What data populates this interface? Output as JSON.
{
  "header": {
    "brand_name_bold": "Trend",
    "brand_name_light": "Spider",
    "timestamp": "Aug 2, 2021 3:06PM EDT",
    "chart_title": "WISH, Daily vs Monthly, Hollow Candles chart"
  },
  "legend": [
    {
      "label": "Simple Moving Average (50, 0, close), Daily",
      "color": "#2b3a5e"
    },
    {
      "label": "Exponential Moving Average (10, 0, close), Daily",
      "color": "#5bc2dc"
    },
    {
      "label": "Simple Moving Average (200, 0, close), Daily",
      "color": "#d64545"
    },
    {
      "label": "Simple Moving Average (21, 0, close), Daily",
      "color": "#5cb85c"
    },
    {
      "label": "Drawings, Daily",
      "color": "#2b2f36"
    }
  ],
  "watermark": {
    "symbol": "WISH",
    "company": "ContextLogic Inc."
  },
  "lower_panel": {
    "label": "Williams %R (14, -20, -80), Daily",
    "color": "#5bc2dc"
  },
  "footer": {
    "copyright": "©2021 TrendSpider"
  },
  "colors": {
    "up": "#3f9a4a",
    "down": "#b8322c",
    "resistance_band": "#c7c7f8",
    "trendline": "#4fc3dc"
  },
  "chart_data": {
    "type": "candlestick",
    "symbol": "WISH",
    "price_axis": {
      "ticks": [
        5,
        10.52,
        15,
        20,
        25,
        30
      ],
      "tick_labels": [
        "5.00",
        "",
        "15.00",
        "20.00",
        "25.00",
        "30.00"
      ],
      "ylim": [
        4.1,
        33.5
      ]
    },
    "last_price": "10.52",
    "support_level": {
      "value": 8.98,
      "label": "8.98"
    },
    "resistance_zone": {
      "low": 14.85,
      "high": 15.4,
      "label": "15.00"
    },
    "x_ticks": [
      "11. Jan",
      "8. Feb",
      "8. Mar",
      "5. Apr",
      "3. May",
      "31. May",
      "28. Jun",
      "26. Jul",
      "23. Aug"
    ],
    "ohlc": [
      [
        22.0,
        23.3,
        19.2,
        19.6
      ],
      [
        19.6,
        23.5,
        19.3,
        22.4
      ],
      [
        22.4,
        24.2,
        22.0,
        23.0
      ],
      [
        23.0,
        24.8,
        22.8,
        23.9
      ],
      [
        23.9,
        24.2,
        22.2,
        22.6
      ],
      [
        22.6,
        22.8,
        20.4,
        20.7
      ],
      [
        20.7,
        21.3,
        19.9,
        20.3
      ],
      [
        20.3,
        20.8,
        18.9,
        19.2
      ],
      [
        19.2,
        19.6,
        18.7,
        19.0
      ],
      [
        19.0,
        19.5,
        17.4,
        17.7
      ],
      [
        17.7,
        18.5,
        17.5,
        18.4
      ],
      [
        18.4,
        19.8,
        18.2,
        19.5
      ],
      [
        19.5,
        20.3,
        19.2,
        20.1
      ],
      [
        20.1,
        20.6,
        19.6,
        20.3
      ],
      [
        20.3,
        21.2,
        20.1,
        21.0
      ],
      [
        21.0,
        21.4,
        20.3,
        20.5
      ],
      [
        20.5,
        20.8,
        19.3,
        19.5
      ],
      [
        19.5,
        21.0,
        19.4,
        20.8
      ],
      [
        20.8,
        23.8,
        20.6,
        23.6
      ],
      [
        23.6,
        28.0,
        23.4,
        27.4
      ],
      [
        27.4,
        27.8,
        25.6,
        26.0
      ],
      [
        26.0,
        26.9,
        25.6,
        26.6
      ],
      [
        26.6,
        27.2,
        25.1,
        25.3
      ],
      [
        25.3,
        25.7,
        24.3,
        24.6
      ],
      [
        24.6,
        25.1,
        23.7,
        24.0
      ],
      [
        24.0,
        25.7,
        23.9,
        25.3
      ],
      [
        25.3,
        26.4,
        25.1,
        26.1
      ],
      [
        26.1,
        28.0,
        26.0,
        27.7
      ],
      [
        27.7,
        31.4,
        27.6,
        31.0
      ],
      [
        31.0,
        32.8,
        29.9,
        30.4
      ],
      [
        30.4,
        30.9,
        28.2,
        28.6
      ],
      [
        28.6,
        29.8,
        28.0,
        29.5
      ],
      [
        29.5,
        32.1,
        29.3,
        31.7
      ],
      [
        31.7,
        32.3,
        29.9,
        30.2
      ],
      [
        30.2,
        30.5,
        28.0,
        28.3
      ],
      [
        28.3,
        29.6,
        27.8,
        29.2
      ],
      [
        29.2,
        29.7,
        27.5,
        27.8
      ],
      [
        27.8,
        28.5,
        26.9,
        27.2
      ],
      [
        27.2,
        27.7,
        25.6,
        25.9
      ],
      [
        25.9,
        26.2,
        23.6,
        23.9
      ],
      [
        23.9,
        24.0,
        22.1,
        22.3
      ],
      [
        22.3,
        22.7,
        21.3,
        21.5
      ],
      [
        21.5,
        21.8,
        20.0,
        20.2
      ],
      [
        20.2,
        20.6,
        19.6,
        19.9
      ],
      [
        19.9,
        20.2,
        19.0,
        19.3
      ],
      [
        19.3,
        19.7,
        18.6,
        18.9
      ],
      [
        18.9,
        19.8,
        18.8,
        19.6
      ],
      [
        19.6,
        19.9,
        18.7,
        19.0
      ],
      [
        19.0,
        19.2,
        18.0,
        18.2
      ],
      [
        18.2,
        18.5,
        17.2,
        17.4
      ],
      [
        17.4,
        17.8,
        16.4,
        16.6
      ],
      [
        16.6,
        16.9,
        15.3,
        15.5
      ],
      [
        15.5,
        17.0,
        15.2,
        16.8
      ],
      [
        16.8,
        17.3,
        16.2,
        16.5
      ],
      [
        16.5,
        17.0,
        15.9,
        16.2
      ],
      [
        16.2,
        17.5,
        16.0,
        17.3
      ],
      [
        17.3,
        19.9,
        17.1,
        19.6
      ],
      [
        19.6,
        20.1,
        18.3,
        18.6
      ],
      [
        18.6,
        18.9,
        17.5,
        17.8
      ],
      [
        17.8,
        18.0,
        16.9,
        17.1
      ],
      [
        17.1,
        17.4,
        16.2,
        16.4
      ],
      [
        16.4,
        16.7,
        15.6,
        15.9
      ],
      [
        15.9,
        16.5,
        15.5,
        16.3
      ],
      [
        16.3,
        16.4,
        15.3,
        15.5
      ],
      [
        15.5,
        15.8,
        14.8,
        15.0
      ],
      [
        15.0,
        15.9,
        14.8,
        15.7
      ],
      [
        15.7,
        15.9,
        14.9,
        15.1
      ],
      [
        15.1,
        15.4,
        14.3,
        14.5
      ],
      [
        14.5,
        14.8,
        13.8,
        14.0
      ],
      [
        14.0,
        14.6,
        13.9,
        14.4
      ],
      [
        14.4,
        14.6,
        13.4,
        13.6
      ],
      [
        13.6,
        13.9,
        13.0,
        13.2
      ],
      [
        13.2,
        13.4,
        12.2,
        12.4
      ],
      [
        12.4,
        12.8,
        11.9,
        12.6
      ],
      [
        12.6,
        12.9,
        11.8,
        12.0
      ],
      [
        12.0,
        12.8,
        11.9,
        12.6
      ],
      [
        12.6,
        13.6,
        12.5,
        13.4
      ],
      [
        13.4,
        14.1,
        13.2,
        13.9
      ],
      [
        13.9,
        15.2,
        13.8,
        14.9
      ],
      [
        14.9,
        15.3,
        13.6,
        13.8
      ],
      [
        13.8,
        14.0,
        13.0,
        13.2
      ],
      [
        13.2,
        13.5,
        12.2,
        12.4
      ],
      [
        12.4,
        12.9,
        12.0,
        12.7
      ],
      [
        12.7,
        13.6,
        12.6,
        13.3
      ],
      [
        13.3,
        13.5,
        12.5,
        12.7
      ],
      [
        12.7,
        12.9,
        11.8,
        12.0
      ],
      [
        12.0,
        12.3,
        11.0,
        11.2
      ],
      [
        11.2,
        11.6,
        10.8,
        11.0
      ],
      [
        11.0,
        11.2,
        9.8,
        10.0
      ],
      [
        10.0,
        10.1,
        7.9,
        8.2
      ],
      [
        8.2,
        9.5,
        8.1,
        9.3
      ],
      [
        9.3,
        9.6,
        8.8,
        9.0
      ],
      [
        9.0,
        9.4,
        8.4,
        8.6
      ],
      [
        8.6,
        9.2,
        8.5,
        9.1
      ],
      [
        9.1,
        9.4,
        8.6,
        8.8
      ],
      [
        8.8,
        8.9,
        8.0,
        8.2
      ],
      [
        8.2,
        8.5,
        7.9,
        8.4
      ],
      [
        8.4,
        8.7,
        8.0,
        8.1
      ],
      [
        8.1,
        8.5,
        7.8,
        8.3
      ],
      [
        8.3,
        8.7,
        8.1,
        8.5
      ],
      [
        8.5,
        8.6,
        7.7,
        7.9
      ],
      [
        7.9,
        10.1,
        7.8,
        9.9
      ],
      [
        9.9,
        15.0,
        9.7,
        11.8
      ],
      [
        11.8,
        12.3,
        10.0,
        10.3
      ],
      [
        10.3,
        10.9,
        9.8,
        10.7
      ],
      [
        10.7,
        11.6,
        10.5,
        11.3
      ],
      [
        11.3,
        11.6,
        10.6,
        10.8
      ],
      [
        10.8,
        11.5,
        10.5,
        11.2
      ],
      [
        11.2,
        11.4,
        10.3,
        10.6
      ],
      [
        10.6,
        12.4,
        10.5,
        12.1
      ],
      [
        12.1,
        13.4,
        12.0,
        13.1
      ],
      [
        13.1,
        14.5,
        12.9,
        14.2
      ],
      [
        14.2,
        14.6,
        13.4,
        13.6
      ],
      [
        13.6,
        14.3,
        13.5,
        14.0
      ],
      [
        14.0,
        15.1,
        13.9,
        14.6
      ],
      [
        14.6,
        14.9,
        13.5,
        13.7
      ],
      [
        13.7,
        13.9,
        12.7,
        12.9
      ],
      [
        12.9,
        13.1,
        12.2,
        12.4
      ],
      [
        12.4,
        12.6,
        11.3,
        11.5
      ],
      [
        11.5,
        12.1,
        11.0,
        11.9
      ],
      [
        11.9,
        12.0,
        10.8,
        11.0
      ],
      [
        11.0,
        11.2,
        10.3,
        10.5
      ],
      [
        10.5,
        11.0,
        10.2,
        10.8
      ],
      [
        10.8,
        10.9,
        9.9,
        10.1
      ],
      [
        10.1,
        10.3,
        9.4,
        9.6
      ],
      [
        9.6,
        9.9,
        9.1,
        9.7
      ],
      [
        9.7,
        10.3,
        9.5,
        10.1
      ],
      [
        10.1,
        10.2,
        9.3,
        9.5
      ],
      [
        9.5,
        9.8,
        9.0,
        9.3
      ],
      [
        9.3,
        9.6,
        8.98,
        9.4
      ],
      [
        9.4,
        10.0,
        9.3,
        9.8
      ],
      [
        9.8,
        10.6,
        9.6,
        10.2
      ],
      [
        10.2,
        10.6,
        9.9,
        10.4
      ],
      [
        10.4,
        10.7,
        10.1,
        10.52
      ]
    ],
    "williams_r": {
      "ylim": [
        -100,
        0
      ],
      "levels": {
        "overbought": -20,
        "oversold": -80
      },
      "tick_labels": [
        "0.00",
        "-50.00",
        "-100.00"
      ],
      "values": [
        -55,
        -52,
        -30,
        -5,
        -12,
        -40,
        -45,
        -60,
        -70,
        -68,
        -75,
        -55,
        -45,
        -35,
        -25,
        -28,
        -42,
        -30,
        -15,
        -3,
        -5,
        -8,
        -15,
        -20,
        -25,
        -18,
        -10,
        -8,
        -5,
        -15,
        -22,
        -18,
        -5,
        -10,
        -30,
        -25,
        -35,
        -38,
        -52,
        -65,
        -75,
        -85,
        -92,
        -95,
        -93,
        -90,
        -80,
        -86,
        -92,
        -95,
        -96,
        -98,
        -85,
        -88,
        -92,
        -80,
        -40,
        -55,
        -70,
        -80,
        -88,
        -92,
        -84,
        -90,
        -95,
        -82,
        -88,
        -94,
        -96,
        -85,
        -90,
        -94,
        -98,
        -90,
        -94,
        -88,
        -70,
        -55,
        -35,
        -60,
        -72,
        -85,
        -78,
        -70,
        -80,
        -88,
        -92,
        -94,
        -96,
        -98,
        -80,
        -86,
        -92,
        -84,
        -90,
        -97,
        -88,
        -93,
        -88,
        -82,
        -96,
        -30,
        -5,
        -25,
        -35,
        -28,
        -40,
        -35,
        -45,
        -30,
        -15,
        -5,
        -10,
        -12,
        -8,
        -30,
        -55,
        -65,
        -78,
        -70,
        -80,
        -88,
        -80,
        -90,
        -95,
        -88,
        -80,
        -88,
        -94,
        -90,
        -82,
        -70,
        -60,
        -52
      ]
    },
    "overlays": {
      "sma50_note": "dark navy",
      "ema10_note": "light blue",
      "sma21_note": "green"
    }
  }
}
------------------------------
- _WRITTEN TASK_
Return only those lines of the records that contain the string "Moving".

- _ANSWER BELOW_
      "label": "Simple Moving Average (50, 0, close), Daily",
      "label": "Exponential Moving Average (10, 0, close), Daily",
      "label": "Simple Moving Average (200, 0, close), Daily",
      "label": "Simple Moving Average (21, 0, close), Daily",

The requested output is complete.